## begin RECORDS TO PROCESS
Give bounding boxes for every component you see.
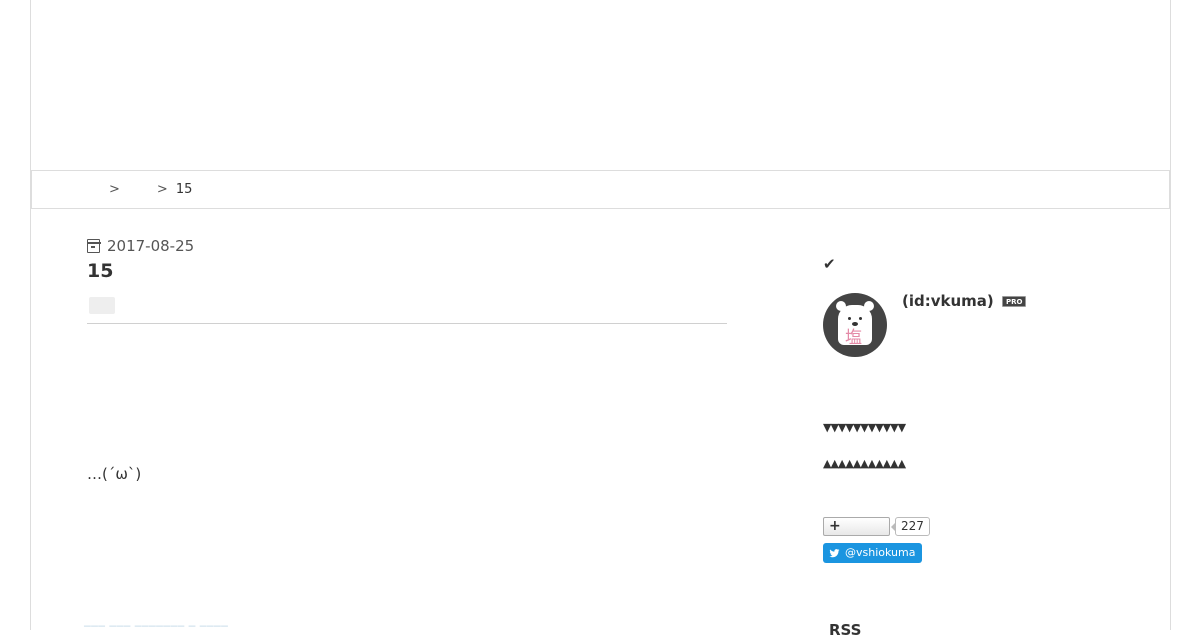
category-tag[interactable] <box>89 297 115 314</box>
avatar-kanji: 塩 <box>845 328 862 348</box>
bear-eye-left <box>848 317 851 320</box>
breadcrumb-items: > >15 <box>97 171 192 208</box>
pro-badge: PRO <box>1002 296 1027 307</box>
entry-title[interactable]: 15 <box>87 260 113 282</box>
breadcrumb-separator: > <box>156 182 168 197</box>
rss-heading[interactable]: RSS <box>829 621 861 639</box>
check-icon: ✔ <box>823 255 836 273</box>
page-frame: > >15 <box>30 0 1171 630</box>
follow-button[interactable]: + <box>823 516 890 536</box>
follower-count: 227 <box>891 516 930 536</box>
twitter-handle[interactable]: @vshiokuma <box>845 543 915 563</box>
twitter-follow-button[interactable]: @vshiokuma <box>823 543 923 563</box>
breadcrumb-current: 15 <box>175 182 193 197</box>
entry-date[interactable]: 2017-08-25 <box>86 237 194 255</box>
calendar-icon <box>86 239 101 253</box>
breadcrumb-separator: > <box>109 182 120 197</box>
blog-header <box>31 0 1170 170</box>
profile-name[interactable]: (id:vkuma) <box>902 292 994 310</box>
bear-nose <box>852 322 858 326</box>
plus-icon: + <box>829 517 841 534</box>
expand-toggle[interactable]: ▼▼▼▼▼▼▼▼▼▼▼ <box>823 421 906 434</box>
entry-date-text[interactable]: 2017-08-25 <box>107 237 194 255</box>
breadcrumb: > >15 <box>31 170 1170 209</box>
twitter-bird-icon <box>829 548 840 557</box>
bear-eye-right <box>859 317 862 320</box>
breadcrumb-category-link[interactable] <box>128 184 149 196</box>
rss-heading-text[interactable]: RSS <box>829 621 861 639</box>
avatar[interactable]: 塩 <box>823 293 887 357</box>
breadcrumb-home-link[interactable] <box>97 184 101 196</box>
entry-body-text: …(´ω`) <box>87 465 142 483</box>
collapse-toggle[interactable]: ▲▲▲▲▲▲▲▲▲▲▲ <box>823 457 906 470</box>
entry-footer-faded: ─── ─── ─────── ─ ──── <box>84 620 229 633</box>
title-divider <box>87 323 727 324</box>
follow-widget: + 227 <box>823 516 930 536</box>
## end RECORDS TO PROCESS
(SHORT PROBLEM) Copy out all the rows above word for word, leaving out the picture.

(EXERCISE RESPONSE)
Give bounding boxes for every component you see.
category-tag[interactable] <box>89 297 115 314</box>
avatar-kanji: 塩 <box>845 328 862 348</box>
bear-eye-left <box>848 317 851 320</box>
breadcrumb-items: > >15 <box>97 171 192 208</box>
pro-badge: PRO <box>1002 296 1027 307</box>
entry-title[interactable]: 15 <box>87 260 113 282</box>
breadcrumb-separator: > <box>156 182 168 197</box>
rss-heading[interactable]: RSS <box>829 621 861 639</box>
check-icon: ✔ <box>823 255 836 273</box>
page-frame: > >15 <box>30 0 1171 630</box>
follow-button[interactable]: + <box>823 516 890 536</box>
follower-count: 227 <box>891 516 930 536</box>
twitter-handle[interactable]: @vshiokuma <box>845 543 915 563</box>
twitter-follow-button[interactable]: @vshiokuma <box>823 543 923 563</box>
breadcrumb-current: 15 <box>175 182 193 197</box>
entry-date[interactable]: 2017-08-25 <box>86 237 194 255</box>
calendar-icon <box>86 239 101 253</box>
breadcrumb-separator: > <box>109 182 120 197</box>
blog-header <box>31 0 1170 170</box>
profile-name[interactable]: (id:vkuma) <box>902 292 994 310</box>
bear-nose <box>852 322 858 326</box>
plus-icon: + <box>829 517 841 534</box>
expand-toggle[interactable]: ▼▼▼▼▼▼▼▼▼▼▼ <box>823 421 906 434</box>
entry-date-text[interactable]: 2017-08-25 <box>107 237 194 255</box>
breadcrumb: > >15 <box>31 170 1170 209</box>
twitter-bird-icon <box>829 548 840 557</box>
bear-eye-right <box>859 317 862 320</box>
breadcrumb-category-link[interactable] <box>128 184 149 196</box>
rss-heading-text[interactable]: RSS <box>829 621 861 639</box>
avatar[interactable]: 塩 <box>823 293 887 357</box>
breadcrumb-home-link[interactable] <box>97 184 101 196</box>
entry-body-text: …(´ω`) <box>87 465 142 483</box>
collapse-toggle[interactable]: ▲▲▲▲▲▲▲▲▲▲▲ <box>823 457 906 470</box>
entry-footer-faded: ─── ─── ─────── ─ ──── <box>84 620 229 633</box>
title-divider <box>87 323 727 324</box>
follow-widget: + 227 <box>823 516 930 536</box>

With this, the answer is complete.